[Task prompt]:
Copy, from the entries below, each line where the word "Flow" can be found.

[Dataset entries]:
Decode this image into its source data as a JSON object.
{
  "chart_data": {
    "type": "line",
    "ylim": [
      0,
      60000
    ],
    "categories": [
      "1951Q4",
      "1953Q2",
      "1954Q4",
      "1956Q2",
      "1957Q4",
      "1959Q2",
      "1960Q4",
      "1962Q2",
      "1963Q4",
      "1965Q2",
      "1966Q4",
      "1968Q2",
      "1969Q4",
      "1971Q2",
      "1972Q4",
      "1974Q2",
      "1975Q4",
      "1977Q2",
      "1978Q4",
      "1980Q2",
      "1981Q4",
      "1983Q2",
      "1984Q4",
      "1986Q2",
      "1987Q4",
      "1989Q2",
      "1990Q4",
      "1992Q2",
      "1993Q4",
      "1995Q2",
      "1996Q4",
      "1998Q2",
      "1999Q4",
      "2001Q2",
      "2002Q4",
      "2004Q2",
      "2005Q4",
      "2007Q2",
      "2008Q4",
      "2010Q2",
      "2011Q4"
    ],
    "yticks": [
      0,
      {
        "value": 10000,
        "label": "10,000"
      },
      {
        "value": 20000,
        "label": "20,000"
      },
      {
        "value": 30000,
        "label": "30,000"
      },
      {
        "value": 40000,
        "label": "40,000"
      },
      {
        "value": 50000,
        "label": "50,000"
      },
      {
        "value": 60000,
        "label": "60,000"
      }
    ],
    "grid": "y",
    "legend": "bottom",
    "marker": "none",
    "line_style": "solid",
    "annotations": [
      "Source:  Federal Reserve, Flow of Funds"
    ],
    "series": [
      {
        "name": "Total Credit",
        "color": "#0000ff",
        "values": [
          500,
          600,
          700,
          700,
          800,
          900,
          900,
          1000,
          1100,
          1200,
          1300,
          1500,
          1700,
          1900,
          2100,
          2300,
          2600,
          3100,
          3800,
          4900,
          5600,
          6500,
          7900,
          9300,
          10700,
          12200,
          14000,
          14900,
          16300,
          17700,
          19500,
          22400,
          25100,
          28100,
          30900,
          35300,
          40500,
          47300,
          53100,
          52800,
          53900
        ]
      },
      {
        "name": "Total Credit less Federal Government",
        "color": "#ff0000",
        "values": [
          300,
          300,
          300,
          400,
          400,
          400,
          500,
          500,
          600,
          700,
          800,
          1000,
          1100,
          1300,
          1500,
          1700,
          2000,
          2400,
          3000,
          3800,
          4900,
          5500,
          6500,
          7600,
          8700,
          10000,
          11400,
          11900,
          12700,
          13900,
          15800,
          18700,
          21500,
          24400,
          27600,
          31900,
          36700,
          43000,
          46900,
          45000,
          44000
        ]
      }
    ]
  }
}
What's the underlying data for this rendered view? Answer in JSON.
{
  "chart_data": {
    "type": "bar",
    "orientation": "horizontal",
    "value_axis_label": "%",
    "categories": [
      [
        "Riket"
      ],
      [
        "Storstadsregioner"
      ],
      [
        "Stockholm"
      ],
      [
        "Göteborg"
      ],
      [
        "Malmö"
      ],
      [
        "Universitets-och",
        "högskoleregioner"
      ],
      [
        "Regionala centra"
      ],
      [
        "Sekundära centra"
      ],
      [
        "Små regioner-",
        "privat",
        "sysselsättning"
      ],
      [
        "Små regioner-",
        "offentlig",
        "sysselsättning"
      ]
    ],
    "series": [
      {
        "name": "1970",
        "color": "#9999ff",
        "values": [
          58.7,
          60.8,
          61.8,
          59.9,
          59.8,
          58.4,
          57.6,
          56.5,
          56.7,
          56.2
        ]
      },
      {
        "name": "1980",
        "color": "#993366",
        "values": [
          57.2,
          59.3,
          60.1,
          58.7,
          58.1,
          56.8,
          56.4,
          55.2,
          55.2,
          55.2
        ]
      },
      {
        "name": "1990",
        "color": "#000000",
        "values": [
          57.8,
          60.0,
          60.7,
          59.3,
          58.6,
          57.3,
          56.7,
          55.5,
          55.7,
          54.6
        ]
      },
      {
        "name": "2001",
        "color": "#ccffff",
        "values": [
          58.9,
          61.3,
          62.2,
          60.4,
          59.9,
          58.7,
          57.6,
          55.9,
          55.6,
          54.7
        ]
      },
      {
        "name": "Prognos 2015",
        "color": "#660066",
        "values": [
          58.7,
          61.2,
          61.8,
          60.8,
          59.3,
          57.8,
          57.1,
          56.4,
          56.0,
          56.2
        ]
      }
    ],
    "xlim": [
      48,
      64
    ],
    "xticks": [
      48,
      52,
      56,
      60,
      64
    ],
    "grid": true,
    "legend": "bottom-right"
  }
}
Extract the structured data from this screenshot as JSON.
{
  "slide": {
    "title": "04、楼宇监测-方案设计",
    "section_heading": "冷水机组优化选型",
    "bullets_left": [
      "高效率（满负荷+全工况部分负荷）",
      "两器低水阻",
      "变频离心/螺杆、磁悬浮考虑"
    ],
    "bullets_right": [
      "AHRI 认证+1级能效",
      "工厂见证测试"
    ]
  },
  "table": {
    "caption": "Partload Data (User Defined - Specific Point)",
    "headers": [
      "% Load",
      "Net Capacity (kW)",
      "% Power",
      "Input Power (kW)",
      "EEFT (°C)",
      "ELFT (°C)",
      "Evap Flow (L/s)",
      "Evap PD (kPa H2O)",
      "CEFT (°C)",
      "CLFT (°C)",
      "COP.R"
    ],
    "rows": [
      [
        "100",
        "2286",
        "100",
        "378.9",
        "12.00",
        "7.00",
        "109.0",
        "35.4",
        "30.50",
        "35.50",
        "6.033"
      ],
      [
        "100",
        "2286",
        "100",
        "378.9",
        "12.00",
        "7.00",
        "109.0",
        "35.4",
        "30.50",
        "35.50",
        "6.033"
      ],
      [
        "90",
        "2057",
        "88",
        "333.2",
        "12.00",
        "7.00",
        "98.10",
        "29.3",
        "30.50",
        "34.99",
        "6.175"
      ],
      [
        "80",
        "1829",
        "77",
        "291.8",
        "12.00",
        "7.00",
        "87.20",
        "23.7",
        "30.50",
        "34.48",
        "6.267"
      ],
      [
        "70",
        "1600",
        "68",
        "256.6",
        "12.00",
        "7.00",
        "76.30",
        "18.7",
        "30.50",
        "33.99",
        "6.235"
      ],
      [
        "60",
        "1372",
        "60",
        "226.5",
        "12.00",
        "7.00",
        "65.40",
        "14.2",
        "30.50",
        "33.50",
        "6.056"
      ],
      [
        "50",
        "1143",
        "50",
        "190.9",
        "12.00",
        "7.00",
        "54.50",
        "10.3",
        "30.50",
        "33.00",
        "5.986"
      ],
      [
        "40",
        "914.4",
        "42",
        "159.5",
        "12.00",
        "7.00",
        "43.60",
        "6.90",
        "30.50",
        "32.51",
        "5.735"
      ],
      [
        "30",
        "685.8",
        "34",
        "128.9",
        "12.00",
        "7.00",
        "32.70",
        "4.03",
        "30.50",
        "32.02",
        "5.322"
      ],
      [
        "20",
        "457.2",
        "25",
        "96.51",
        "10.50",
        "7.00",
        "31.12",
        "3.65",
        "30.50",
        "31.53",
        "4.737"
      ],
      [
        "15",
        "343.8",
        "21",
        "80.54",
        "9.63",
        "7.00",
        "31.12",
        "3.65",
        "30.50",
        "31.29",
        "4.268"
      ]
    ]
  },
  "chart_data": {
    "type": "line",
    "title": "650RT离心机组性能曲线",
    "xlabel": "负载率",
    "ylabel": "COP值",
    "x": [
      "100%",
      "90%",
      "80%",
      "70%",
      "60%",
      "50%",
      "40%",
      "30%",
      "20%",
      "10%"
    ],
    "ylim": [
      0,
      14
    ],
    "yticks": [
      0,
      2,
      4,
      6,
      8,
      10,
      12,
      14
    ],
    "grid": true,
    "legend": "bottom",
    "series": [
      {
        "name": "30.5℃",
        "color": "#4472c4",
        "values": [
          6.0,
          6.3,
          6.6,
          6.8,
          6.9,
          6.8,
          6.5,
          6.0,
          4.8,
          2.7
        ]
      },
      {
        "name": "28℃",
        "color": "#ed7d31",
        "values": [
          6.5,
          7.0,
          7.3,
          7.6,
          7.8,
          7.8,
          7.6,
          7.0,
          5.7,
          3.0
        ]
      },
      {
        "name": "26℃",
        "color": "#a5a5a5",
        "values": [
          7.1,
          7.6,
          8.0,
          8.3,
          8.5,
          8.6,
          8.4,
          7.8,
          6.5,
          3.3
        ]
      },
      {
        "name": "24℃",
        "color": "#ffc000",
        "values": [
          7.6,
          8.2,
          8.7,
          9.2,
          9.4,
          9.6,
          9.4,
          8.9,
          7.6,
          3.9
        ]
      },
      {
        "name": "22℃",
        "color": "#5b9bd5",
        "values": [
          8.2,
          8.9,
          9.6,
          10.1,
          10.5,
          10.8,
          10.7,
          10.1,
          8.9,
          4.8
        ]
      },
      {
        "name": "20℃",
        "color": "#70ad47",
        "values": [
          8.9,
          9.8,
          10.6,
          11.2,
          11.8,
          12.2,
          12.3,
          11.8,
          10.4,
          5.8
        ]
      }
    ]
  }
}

[Solution below]:
      "Source:  Federal Reserve, Flow of Funds"
      "Evap Flow (L/s)",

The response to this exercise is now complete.